Saved entries

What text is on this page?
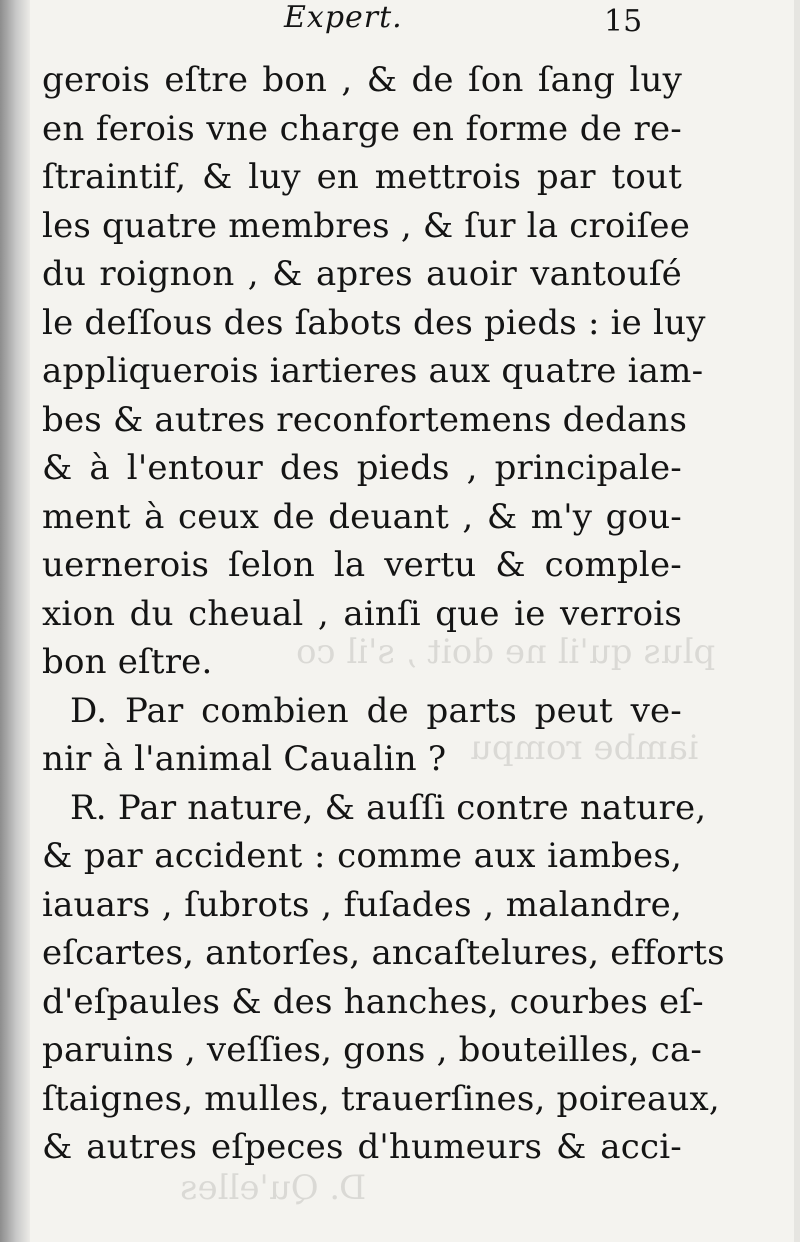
plus qu'il ne doit , s'il co
iambe rompu
D. Qu'elles
Expert.	15
gerois eſtre bon , & de ſon ſang luy
en ferois vne charge en forme de re-
ſtraintif, & luy en mettrois par tout
les quatre membres , & ſur la croiſee
du roignon , & apres auoir vantouſé
le deſſous des ſabots des pieds : ie luy
appliquerois iartieres aux quatre iam-
bes & autres reconfortemens dedans
& à l'entour des pieds , principale-
ment à ceux de deuant , & m'y gou-
uernerois ſelon la vertu & comple-
xion du cheual , ainſi que ie verrois
bon eſtre.
D. Par combien de parts peut ve-
nir à l'animal Caualin ?
R. Par nature, & auſſi contre nature,
& par accident : comme aux iambes,
iauars , ſubrots , fuſades , malandre,
eſcartes, antorſes, ancaſtelures, efforts
d'eſpaules & des hanches, courbes eſ-
paruins , veſſies, gons , bouteilles, ca-
ſtaignes, mulles, trauerſines, poireaux,
& autres eſpeces d'humeurs & acci-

* **Problem statement**:
Extract the text of all the records above verbatim, excluding pictures.

* **Final answer**:
What text is on this page?
plus qu'il ne doit , s'il co
iambe rompu
D. Qu'elles
Expert.	15
gerois eſtre bon , & de ſon ſang luy
en ferois vne charge en forme de re-
ſtraintif, & luy en mettrois par tout
les quatre membres , & ſur la croiſee
du roignon , & apres auoir vantouſé
le deſſous des ſabots des pieds : ie luy
appliquerois iartieres aux quatre iam-
bes & autres reconfortemens dedans
& à l'entour des pieds , principale-
ment à ceux de deuant , & m'y gou-
uernerois ſelon la vertu & comple-
xion du cheual , ainſi que ie verrois
bon eſtre.
D. Par combien de parts peut ve-
nir à l'animal Caualin ?
R. Par nature, & auſſi contre nature,
& par accident : comme aux iambes,
iauars , ſubrots , fuſades , malandre,
eſcartes, antorſes, ancaſtelures, efforts
d'eſpaules & des hanches, courbes eſ-
paruins , veſſies, gons , bouteilles, ca-
ſtaignes, mulles, trauerſines, poireaux,
& autres eſpeces d'humeurs & acci-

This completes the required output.